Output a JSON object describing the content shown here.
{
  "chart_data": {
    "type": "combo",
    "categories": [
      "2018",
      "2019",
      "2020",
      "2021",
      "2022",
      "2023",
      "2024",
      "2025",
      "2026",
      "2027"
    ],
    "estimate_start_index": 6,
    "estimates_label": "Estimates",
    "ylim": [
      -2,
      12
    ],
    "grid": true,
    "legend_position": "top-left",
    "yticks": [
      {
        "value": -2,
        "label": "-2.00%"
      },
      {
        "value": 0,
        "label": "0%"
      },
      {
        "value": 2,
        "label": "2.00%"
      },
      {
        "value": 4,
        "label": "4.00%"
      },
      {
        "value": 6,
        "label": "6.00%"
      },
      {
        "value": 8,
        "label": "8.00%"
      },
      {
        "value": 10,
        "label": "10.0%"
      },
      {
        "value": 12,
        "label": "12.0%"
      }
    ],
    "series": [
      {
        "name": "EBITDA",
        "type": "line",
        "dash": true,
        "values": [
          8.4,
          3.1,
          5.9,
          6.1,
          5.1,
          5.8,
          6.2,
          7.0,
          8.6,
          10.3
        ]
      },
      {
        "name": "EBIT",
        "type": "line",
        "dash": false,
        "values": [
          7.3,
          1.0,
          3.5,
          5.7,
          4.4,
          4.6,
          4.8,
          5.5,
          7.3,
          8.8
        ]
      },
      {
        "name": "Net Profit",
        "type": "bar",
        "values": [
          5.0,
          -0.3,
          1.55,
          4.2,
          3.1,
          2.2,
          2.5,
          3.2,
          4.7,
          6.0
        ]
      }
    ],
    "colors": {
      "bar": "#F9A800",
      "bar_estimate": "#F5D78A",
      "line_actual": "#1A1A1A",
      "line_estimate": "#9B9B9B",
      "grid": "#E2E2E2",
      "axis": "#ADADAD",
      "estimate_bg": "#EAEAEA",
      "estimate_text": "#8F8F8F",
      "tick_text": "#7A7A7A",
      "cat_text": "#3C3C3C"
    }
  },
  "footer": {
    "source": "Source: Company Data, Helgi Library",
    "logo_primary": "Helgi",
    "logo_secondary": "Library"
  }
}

* * *

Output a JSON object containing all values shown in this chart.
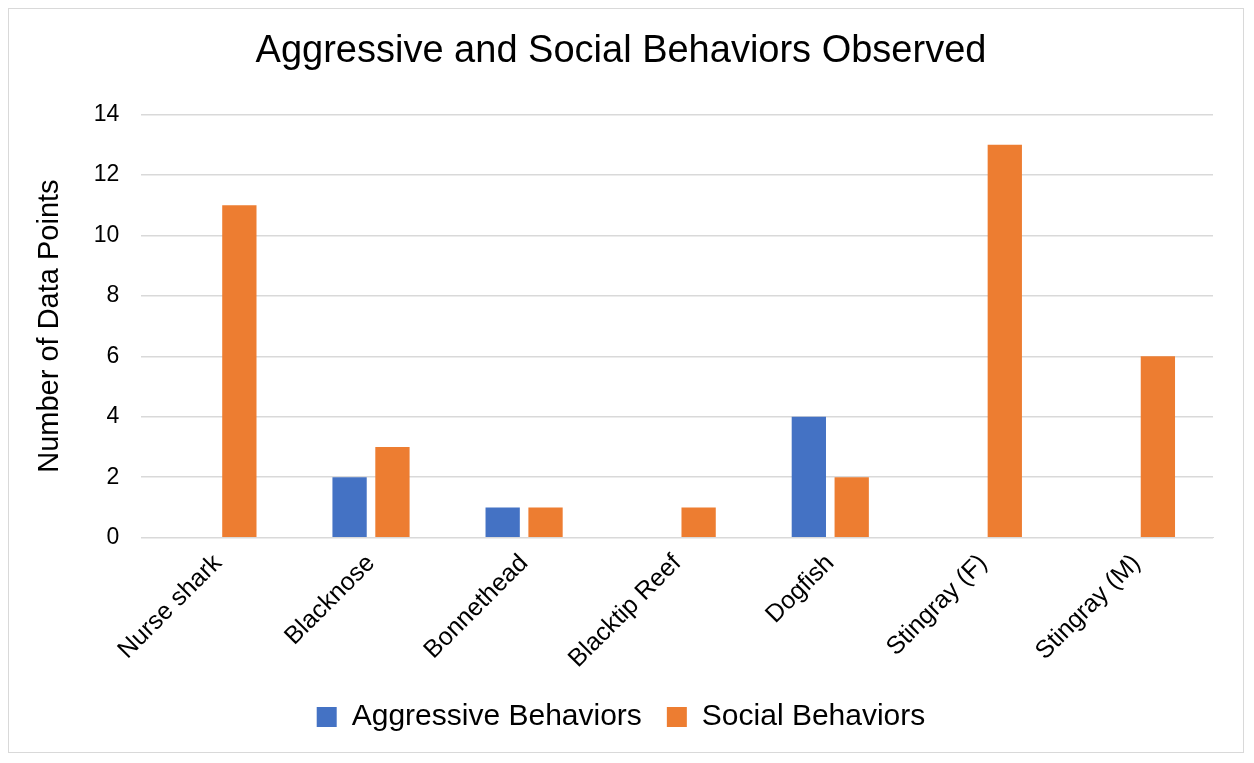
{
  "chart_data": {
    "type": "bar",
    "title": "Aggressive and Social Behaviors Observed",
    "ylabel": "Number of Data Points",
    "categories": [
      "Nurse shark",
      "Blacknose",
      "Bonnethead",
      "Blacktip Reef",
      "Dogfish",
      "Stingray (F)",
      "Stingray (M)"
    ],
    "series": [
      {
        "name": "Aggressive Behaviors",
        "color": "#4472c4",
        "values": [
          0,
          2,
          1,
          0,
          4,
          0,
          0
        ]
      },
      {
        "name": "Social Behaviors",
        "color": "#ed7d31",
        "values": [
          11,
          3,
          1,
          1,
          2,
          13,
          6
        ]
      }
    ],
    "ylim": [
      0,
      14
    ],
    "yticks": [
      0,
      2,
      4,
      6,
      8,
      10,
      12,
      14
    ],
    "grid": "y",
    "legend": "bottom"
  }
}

## [REQUIRED TASK]
State, as a bare number, how many lines of the listing hold the word "Library".

## [RESULT OF THE EXERCISE]
2